→ Record excerpts
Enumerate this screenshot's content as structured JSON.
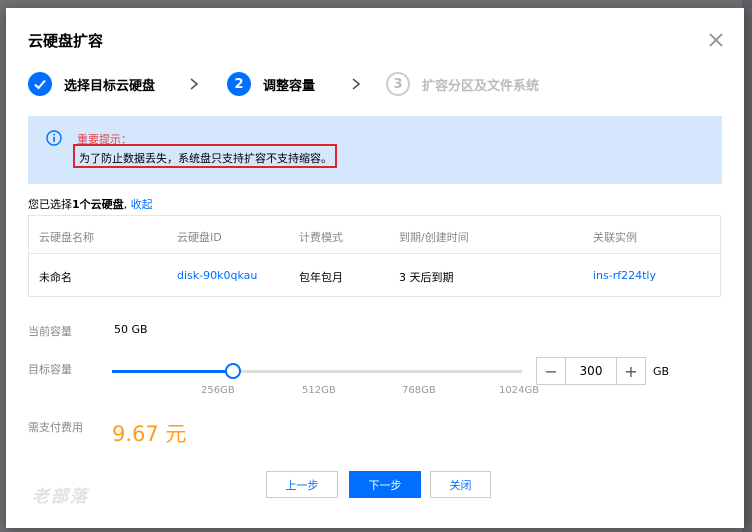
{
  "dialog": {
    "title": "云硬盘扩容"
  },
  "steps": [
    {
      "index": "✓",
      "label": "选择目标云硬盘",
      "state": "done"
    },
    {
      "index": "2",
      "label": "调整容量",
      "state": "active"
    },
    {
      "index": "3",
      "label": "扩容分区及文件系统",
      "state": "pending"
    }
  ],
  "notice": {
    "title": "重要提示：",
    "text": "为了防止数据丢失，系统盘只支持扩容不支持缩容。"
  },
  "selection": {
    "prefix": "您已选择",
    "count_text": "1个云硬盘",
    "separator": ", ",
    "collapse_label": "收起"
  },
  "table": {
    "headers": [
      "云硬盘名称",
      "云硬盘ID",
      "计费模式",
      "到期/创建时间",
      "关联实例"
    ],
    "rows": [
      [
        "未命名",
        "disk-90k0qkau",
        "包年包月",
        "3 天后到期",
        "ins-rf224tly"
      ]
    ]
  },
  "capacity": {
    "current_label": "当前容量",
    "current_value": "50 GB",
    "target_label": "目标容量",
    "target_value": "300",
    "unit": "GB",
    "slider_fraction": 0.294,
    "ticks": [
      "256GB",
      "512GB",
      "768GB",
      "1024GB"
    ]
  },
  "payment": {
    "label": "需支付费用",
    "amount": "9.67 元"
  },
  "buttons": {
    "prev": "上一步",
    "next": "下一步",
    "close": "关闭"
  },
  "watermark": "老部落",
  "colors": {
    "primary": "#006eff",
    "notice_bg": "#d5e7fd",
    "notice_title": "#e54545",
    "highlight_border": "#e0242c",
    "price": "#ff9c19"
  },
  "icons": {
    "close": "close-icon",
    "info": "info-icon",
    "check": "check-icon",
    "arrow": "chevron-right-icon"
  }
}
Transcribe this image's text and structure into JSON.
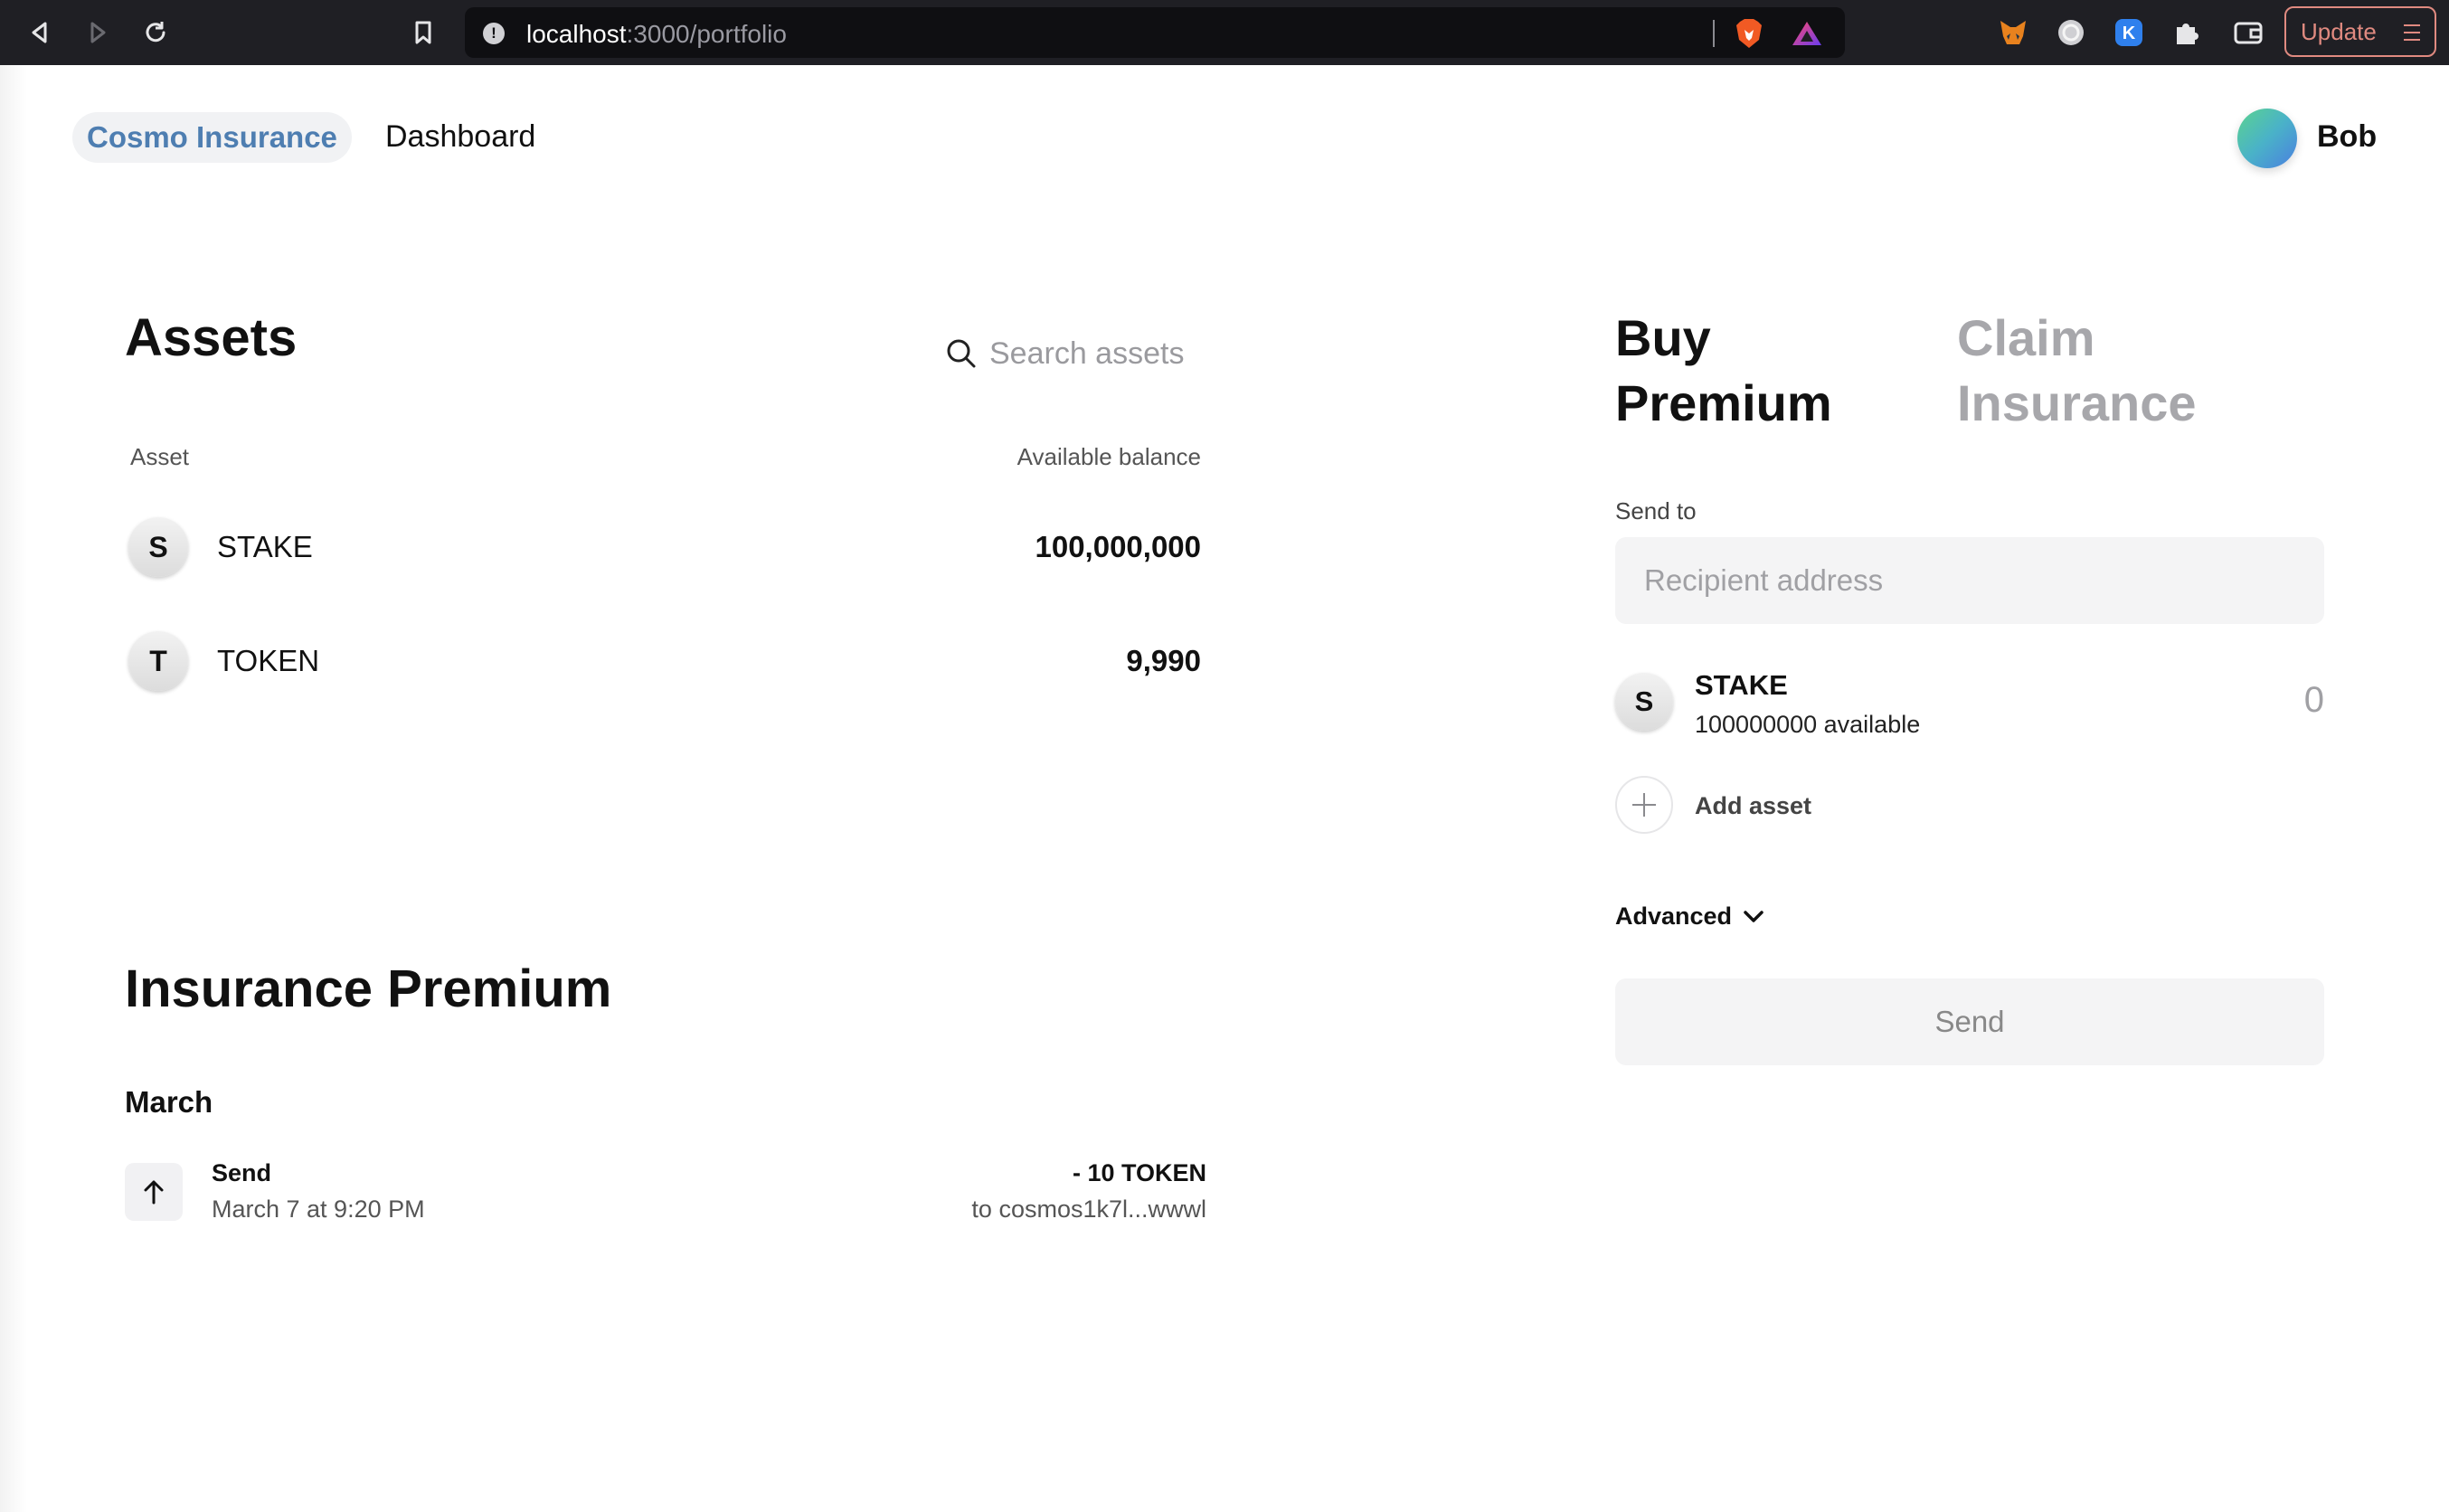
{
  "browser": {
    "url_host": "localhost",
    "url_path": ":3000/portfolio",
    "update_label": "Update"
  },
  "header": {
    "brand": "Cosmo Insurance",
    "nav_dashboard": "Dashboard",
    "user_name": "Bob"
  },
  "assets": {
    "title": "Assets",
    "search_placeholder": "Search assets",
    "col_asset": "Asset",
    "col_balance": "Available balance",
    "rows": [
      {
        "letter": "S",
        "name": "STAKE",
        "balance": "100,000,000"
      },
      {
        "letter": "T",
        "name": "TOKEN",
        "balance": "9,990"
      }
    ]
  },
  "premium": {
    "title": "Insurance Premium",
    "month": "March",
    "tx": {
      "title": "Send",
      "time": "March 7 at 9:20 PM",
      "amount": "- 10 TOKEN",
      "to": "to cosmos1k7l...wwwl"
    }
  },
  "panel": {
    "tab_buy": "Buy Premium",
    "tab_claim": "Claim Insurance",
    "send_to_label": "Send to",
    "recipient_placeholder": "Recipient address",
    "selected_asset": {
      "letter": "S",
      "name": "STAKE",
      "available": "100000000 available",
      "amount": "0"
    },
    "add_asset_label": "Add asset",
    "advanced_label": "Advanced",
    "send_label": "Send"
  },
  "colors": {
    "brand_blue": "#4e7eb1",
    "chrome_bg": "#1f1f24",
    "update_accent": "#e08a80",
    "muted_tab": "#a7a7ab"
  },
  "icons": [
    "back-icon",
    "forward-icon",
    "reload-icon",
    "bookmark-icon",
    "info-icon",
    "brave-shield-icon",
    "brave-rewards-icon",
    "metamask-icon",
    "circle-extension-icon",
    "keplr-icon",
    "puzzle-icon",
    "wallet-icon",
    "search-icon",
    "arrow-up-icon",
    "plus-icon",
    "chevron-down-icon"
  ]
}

→ Work to be completed
Return the entries unchanged, save for the pictures, which do not belong in the copy.

→ Exercise result
Enumerate this screenshot's content as structured JSON.
{
  "dialog": {
    "title": "云硬盘扩容"
  },
  "steps": [
    {
      "index": "✓",
      "label": "选择目标云硬盘",
      "state": "done"
    },
    {
      "index": "2",
      "label": "调整容量",
      "state": "active"
    },
    {
      "index": "3",
      "label": "扩容分区及文件系统",
      "state": "pending"
    }
  ],
  "notice": {
    "title": "重要提示：",
    "text": "为了防止数据丢失，系统盘只支持扩容不支持缩容。"
  },
  "selection": {
    "prefix": "您已选择",
    "count_text": "1个云硬盘",
    "separator": ", ",
    "collapse_label": "收起"
  },
  "table": {
    "headers": [
      "云硬盘名称",
      "云硬盘ID",
      "计费模式",
      "到期/创建时间",
      "关联实例"
    ],
    "rows": [
      [
        "未命名",
        "disk-90k0qkau",
        "包年包月",
        "3 天后到期",
        "ins-rf224tly"
      ]
    ]
  },
  "capacity": {
    "current_label": "当前容量",
    "current_value": "50 GB",
    "target_label": "目标容量",
    "target_value": "300",
    "unit": "GB",
    "slider_fraction": 0.294,
    "ticks": [
      "256GB",
      "512GB",
      "768GB",
      "1024GB"
    ]
  },
  "payment": {
    "label": "需支付费用",
    "amount": "9.67 元"
  },
  "buttons": {
    "prev": "上一步",
    "next": "下一步",
    "close": "关闭"
  },
  "watermark": "老部落",
  "colors": {
    "primary": "#006eff",
    "notice_bg": "#d5e7fd",
    "notice_title": "#e54545",
    "highlight_border": "#e0242c",
    "price": "#ff9c19"
  },
  "icons": {
    "close": "close-icon",
    "info": "info-icon",
    "check": "check-icon",
    "arrow": "chevron-right-icon"
  }
}
Transcribe this image's text and structure into JSON.
{
  "browser": {
    "url_host": "localhost",
    "url_path": ":3000/portfolio",
    "update_label": "Update"
  },
  "header": {
    "brand": "Cosmo Insurance",
    "nav_dashboard": "Dashboard",
    "user_name": "Bob"
  },
  "assets": {
    "title": "Assets",
    "search_placeholder": "Search assets",
    "col_asset": "Asset",
    "col_balance": "Available balance",
    "rows": [
      {
        "letter": "S",
        "name": "STAKE",
        "balance": "100,000,000"
      },
      {
        "letter": "T",
        "name": "TOKEN",
        "balance": "9,990"
      }
    ]
  },
  "premium": {
    "title": "Insurance Premium",
    "month": "March",
    "tx": {
      "title": "Send",
      "time": "March 7 at 9:20 PM",
      "amount": "- 10 TOKEN",
      "to": "to cosmos1k7l...wwwl"
    }
  },
  "panel": {
    "tab_buy": "Buy Premium",
    "tab_claim": "Claim Insurance",
    "send_to_label": "Send to",
    "recipient_placeholder": "Recipient address",
    "selected_asset": {
      "letter": "S",
      "name": "STAKE",
      "available": "100000000 available",
      "amount": "0"
    },
    "add_asset_label": "Add asset",
    "advanced_label": "Advanced",
    "send_label": "Send"
  },
  "colors": {
    "brand_blue": "#4e7eb1",
    "chrome_bg": "#1f1f24",
    "update_accent": "#e08a80",
    "muted_tab": "#a7a7ab"
  },
  "icons": [
    "back-icon",
    "forward-icon",
    "reload-icon",
    "bookmark-icon",
    "info-icon",
    "brave-shield-icon",
    "brave-rewards-icon",
    "metamask-icon",
    "circle-extension-icon",
    "keplr-icon",
    "puzzle-icon",
    "wallet-icon",
    "search-icon",
    "arrow-up-icon",
    "plus-icon",
    "chevron-down-icon"
  ]
}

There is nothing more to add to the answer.